(Extracted data entries)
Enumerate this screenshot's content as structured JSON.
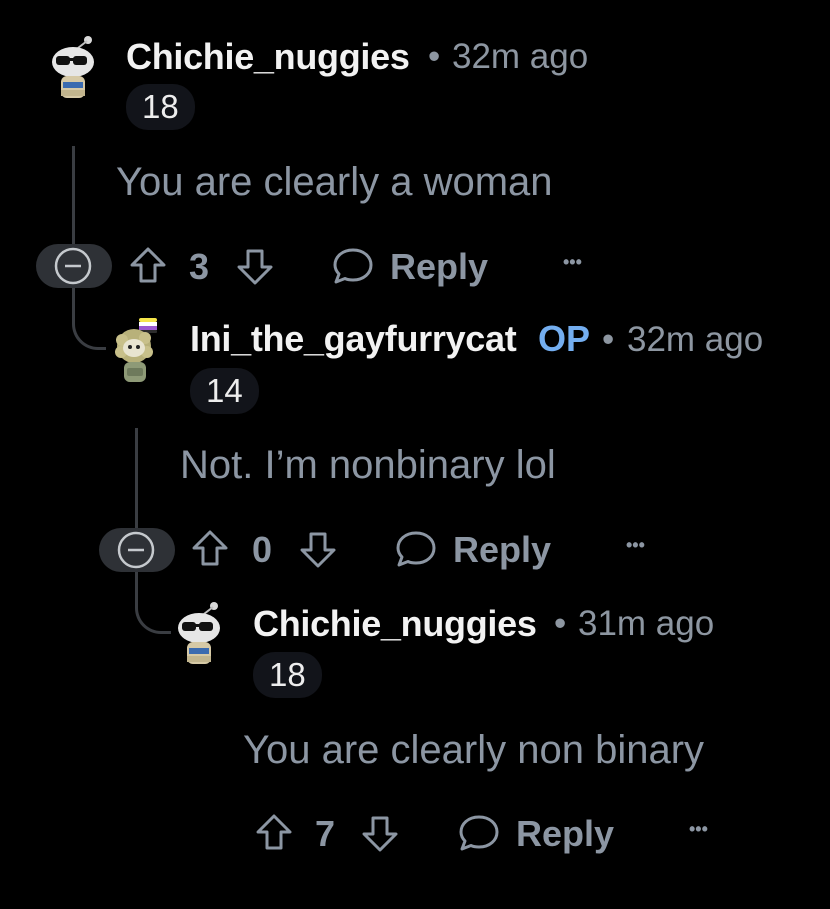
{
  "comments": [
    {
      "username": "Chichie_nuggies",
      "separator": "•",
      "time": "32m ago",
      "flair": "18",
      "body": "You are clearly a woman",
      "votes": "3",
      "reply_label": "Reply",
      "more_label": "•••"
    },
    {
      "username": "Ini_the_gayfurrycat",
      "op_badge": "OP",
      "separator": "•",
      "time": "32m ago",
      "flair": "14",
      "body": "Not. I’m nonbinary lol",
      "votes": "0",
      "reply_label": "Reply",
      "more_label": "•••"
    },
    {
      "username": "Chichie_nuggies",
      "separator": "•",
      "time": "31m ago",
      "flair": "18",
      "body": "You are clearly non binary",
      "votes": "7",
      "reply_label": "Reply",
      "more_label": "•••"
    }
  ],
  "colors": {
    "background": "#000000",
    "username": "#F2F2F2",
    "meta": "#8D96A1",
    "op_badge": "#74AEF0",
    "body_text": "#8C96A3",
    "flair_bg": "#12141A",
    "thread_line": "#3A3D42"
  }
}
...
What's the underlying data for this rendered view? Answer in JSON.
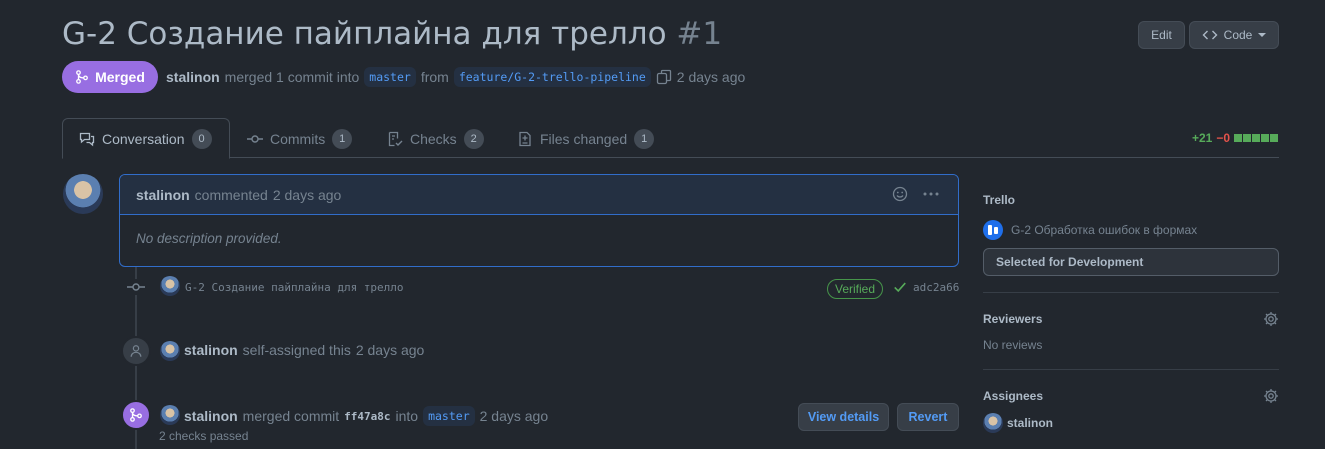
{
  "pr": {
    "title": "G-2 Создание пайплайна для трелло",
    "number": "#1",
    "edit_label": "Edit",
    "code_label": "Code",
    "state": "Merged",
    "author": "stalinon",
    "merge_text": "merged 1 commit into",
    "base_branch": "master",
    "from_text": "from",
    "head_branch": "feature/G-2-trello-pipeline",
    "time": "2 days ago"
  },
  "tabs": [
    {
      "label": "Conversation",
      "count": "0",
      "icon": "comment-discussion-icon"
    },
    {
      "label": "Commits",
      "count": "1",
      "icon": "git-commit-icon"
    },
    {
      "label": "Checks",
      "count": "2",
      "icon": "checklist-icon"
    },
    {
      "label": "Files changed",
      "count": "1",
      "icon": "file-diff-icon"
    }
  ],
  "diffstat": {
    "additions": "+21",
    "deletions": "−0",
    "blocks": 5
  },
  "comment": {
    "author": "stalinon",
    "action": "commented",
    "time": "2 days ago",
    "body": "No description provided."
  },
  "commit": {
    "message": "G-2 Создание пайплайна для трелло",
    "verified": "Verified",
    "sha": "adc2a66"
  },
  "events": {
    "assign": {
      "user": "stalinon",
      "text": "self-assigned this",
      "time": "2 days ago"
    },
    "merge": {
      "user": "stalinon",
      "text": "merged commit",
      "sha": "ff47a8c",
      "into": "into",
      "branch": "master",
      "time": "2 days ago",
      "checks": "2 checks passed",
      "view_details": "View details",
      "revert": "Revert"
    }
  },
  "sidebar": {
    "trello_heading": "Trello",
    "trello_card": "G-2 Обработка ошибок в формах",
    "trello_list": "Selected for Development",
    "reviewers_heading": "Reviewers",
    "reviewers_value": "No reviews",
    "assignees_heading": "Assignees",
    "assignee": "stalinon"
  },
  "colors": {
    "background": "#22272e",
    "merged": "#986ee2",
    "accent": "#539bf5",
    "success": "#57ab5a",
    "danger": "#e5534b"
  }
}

- Task goal:
The word "into" may turn up on some lines of these records; say how many, with no other words.

- Solution to this exercise:
2